» **TASK INPUTS**:
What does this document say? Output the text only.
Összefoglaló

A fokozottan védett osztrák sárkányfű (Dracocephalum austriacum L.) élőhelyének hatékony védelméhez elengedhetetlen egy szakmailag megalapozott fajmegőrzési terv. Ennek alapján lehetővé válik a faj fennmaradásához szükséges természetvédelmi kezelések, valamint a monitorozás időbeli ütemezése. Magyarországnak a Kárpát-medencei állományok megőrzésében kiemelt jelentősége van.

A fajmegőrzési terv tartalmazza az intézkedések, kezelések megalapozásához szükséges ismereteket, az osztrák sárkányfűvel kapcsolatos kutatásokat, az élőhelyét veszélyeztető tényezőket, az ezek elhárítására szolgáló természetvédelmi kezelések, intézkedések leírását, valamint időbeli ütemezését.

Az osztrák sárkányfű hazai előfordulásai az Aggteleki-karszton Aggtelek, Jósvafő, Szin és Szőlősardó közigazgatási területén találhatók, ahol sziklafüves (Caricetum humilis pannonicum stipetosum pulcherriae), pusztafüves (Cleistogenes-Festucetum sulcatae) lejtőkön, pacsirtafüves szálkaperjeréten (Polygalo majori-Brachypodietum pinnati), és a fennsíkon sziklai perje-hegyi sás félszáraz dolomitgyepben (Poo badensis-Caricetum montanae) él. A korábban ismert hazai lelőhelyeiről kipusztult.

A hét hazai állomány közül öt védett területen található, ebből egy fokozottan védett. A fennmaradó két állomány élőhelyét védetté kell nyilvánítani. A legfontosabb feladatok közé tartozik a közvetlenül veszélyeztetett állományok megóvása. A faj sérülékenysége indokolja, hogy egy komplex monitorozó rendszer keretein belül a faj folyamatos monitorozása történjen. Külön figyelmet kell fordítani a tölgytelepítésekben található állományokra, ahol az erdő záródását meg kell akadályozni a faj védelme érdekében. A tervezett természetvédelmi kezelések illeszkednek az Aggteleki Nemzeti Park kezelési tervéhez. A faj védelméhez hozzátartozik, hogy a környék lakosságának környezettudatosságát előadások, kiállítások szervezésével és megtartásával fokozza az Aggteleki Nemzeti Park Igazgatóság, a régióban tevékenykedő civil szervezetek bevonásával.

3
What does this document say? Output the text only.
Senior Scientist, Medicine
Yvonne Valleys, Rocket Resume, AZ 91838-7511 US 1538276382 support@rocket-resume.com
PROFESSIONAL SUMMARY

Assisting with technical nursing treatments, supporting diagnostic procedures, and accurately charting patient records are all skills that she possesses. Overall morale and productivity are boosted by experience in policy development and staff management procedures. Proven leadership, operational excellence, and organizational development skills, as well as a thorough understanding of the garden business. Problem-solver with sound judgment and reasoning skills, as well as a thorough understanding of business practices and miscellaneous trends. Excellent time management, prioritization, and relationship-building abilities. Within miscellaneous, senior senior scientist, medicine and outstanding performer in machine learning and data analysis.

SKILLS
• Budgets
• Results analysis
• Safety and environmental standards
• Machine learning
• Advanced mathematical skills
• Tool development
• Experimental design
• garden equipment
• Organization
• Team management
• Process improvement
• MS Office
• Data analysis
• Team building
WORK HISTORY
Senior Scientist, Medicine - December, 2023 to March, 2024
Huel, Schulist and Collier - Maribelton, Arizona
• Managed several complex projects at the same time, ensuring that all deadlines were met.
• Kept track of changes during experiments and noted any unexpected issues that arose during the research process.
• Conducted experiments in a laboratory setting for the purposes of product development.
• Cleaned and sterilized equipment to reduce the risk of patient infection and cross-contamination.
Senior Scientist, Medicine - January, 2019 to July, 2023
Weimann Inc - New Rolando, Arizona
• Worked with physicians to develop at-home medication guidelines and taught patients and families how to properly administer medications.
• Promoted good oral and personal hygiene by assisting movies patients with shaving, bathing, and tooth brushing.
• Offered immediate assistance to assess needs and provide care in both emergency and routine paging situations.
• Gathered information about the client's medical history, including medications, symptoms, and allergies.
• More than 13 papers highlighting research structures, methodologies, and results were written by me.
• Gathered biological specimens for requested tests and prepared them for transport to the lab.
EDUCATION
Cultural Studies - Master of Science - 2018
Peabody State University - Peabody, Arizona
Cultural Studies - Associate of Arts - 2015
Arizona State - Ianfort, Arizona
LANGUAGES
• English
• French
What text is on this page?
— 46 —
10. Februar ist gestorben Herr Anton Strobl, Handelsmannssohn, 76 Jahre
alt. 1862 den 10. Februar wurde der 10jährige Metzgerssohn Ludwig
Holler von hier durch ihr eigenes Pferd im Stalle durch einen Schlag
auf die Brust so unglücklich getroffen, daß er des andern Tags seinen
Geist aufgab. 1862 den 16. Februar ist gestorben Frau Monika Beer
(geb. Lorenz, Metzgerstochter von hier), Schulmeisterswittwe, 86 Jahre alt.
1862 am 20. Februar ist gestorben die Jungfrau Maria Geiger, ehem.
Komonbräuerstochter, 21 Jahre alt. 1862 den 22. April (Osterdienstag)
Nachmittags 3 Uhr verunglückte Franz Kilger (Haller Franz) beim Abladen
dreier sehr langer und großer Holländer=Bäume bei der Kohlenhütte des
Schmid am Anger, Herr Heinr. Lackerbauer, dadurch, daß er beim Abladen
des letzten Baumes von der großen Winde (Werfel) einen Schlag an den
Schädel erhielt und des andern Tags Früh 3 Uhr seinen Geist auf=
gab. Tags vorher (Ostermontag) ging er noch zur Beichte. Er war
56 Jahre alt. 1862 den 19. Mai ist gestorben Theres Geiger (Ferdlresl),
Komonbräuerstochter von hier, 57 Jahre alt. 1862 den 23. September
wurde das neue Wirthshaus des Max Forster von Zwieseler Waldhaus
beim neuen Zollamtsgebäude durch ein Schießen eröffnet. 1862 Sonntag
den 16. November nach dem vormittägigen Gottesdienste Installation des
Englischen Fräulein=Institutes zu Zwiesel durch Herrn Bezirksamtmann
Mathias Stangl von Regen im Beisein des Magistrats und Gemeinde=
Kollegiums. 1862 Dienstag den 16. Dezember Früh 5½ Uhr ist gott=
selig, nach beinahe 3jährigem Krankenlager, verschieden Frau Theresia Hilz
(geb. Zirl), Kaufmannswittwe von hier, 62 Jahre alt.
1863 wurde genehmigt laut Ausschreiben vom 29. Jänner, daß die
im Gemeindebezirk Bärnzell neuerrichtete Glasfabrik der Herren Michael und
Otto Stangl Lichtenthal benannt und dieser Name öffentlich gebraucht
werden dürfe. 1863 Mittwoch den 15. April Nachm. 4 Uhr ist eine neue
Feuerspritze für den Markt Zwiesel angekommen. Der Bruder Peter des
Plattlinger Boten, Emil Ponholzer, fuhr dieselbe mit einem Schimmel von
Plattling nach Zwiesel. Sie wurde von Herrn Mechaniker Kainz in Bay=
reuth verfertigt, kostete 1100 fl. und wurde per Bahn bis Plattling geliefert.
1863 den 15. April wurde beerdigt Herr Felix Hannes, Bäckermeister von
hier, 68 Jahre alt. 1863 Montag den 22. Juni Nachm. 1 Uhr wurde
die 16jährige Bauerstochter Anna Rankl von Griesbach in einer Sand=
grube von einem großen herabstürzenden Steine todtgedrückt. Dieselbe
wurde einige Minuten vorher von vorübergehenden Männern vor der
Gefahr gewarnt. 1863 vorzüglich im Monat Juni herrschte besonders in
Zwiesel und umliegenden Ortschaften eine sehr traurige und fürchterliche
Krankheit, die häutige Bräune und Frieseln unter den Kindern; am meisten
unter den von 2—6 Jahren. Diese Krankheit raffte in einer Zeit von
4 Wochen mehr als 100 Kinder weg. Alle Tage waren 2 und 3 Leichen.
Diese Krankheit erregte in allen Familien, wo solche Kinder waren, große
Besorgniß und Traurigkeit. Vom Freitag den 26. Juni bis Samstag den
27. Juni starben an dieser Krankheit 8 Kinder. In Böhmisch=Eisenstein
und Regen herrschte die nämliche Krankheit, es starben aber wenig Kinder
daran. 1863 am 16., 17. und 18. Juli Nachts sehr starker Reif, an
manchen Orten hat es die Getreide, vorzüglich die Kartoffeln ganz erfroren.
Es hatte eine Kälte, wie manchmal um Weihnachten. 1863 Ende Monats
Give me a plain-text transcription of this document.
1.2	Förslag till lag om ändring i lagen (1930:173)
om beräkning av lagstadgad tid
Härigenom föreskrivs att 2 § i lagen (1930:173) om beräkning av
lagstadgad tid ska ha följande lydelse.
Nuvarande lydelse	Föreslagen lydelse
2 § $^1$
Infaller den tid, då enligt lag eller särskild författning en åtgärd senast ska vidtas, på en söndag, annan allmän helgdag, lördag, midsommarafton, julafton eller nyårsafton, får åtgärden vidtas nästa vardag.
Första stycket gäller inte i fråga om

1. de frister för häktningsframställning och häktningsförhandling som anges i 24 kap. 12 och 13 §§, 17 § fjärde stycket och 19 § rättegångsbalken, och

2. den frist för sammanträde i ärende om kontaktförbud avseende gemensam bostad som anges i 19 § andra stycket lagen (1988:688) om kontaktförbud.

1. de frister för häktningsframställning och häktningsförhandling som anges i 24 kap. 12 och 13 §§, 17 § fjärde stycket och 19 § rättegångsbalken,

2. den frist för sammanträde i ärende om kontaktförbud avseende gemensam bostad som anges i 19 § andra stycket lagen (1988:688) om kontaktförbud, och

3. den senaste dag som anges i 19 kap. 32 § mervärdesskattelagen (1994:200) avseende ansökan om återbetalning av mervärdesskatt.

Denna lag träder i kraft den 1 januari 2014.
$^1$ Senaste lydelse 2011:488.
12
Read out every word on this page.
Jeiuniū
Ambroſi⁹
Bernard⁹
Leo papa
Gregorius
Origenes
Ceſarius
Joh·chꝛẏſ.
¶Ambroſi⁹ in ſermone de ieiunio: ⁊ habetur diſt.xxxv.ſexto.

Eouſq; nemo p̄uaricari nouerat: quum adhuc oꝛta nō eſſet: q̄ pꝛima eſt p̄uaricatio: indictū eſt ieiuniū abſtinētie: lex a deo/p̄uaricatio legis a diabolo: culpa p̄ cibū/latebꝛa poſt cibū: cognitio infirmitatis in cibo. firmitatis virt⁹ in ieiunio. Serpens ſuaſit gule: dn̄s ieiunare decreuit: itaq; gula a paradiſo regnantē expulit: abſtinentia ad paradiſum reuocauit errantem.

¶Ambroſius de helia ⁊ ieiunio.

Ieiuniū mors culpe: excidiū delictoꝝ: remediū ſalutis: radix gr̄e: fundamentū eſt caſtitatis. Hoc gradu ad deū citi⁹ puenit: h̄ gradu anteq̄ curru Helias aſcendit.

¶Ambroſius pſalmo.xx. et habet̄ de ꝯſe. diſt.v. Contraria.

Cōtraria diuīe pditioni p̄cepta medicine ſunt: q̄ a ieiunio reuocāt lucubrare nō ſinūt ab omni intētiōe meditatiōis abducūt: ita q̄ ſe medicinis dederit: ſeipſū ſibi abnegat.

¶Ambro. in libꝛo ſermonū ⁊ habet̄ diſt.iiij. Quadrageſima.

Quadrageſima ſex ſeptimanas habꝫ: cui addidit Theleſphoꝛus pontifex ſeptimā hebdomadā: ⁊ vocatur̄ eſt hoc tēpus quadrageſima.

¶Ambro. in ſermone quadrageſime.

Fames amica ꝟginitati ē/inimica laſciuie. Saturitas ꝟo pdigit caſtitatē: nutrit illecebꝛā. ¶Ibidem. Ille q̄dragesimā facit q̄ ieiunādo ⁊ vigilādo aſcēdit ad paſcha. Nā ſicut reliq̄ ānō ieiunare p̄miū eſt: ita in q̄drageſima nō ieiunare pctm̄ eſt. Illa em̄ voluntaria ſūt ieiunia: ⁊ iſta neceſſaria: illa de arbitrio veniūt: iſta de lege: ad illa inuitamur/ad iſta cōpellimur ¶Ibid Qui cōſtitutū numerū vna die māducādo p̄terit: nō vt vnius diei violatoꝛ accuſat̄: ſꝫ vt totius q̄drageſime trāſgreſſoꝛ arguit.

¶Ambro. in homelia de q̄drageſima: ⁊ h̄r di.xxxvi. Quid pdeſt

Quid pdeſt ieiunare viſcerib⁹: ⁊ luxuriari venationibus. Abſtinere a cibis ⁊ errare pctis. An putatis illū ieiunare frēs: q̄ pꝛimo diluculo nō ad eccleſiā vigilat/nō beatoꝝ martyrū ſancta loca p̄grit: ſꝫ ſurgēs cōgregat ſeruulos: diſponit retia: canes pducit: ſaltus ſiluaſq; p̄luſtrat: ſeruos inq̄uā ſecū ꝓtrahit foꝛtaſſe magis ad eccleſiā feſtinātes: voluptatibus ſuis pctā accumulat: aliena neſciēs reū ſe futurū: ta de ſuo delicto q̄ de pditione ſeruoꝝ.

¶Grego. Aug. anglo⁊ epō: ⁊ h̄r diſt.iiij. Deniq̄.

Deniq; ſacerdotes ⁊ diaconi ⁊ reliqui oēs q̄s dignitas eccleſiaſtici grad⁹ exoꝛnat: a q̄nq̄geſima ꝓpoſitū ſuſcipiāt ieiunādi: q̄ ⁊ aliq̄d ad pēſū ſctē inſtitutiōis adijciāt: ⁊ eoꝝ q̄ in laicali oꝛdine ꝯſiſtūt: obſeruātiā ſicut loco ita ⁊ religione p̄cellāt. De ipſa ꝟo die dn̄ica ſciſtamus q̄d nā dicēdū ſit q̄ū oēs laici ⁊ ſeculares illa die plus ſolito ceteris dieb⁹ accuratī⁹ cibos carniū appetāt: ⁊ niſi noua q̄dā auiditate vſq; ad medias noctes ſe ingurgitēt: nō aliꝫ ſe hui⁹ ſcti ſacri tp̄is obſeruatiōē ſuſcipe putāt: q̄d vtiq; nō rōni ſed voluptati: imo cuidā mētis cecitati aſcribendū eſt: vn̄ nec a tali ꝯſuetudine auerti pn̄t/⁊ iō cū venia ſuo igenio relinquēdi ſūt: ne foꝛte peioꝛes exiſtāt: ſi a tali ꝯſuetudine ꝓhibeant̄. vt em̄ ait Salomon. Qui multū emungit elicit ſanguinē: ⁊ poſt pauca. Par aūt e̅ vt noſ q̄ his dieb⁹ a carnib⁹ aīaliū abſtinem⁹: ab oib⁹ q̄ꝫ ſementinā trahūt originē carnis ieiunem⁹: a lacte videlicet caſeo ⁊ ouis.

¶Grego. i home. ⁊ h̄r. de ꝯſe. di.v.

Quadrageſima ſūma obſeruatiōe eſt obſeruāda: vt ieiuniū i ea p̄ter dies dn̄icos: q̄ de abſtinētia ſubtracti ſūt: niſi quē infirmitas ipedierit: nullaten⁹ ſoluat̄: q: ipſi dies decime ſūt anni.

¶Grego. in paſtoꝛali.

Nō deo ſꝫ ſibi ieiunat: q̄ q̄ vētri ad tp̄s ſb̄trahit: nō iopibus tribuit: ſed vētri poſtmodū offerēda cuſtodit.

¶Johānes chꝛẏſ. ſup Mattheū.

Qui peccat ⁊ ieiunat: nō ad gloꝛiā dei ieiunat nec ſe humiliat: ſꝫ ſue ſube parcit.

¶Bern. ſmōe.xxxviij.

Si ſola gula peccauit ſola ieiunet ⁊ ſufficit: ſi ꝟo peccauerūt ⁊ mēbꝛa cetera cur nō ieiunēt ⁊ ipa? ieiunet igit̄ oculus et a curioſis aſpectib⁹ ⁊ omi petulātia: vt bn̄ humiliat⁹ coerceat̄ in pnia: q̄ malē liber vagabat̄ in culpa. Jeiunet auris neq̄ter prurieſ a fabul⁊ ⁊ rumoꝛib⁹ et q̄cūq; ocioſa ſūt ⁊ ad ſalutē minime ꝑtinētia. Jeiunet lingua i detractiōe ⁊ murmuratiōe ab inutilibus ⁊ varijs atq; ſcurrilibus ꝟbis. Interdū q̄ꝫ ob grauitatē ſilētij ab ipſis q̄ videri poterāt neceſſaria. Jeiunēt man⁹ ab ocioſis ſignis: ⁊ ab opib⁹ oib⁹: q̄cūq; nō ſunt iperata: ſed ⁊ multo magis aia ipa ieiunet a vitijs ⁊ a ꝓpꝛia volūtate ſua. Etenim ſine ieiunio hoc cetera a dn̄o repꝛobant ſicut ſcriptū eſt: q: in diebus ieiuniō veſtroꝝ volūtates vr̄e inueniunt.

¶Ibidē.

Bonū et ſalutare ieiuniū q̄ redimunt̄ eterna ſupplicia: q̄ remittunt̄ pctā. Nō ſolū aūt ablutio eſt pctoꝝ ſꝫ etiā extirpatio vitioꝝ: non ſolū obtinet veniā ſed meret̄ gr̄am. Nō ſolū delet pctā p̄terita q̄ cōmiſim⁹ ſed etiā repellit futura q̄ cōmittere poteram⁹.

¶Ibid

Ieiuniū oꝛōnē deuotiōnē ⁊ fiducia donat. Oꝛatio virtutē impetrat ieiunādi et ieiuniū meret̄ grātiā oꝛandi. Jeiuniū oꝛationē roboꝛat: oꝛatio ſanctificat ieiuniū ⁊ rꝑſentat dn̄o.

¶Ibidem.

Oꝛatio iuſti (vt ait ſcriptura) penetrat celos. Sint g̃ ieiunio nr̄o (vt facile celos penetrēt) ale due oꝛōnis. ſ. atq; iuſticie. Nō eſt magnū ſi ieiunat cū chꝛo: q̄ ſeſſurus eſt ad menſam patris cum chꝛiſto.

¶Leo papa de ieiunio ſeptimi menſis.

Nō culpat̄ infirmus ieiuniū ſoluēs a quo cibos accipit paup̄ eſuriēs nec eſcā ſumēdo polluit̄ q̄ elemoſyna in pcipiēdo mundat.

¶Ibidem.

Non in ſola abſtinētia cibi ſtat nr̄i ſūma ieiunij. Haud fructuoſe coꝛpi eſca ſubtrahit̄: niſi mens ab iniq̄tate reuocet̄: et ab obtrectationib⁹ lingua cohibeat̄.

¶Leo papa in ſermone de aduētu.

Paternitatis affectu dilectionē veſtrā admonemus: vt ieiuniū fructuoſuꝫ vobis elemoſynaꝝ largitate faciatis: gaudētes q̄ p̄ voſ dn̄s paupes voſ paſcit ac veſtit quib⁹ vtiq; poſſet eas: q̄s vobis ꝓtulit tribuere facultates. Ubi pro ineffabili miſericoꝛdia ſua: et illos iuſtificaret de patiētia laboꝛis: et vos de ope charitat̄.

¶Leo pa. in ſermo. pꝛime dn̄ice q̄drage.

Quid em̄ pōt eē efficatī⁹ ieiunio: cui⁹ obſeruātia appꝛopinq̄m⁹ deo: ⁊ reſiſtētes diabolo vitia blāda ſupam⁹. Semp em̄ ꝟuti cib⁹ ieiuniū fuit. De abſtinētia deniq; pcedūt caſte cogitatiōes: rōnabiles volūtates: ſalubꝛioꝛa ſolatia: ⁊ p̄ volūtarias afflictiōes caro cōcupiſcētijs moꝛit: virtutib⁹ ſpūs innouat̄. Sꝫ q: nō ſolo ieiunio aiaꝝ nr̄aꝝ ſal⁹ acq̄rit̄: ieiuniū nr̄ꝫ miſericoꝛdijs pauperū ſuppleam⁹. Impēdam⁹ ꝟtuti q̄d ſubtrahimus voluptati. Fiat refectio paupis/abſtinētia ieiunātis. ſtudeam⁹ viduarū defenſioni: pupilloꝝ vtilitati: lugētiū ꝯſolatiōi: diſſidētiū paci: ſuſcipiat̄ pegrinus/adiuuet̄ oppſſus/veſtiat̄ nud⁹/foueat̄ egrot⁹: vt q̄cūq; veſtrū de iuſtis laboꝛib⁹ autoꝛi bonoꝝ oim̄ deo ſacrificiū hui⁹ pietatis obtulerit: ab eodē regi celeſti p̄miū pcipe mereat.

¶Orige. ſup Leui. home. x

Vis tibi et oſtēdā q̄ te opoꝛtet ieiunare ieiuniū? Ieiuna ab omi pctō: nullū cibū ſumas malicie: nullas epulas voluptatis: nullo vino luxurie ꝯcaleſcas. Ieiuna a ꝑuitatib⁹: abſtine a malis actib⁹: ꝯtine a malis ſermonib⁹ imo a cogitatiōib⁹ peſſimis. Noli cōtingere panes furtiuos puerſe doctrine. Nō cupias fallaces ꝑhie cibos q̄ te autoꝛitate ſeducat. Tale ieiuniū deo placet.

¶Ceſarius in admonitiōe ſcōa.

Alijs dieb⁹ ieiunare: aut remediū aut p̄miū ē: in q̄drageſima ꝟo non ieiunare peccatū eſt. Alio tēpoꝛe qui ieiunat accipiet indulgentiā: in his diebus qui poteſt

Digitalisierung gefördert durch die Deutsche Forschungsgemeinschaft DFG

» **WORK REQUEST**:
Going through the data above, return each line with the word "Komonbräuerstochter".

» **OUTPUT FOR THIS EXERCISE**:
Komonbräuerstochter, 21 Jahre alt. 1862 den 22. April (Osterdienstag)
Komonbräuerstochter von hier, 57 Jahre alt. 1862 den 23. September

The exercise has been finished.